━━━━━ Dataset content ━━━━━

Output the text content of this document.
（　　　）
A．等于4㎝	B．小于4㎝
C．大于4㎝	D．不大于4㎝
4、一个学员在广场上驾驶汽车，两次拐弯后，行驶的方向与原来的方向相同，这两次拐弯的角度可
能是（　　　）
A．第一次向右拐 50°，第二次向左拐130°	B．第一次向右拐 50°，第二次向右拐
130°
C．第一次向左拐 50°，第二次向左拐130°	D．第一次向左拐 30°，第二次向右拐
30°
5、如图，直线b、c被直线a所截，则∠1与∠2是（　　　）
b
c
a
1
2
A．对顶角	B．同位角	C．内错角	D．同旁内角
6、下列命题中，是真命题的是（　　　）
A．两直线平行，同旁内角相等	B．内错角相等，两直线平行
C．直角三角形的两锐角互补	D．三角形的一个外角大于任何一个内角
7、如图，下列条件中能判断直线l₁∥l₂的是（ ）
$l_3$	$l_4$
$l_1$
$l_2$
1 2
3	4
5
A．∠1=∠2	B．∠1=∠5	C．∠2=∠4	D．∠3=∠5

━━━━━

* Given instruction: Look through the records and gather every line containing "第二次向右拐".

* Final result:
A．第一次向右拐 50°，第二次向左拐130°	B．第一次向右拐 50°，第二次向右拐
C．第一次向左拐 50°，第二次向左拐130°	D．第一次向左拐 30°，第二次向右拐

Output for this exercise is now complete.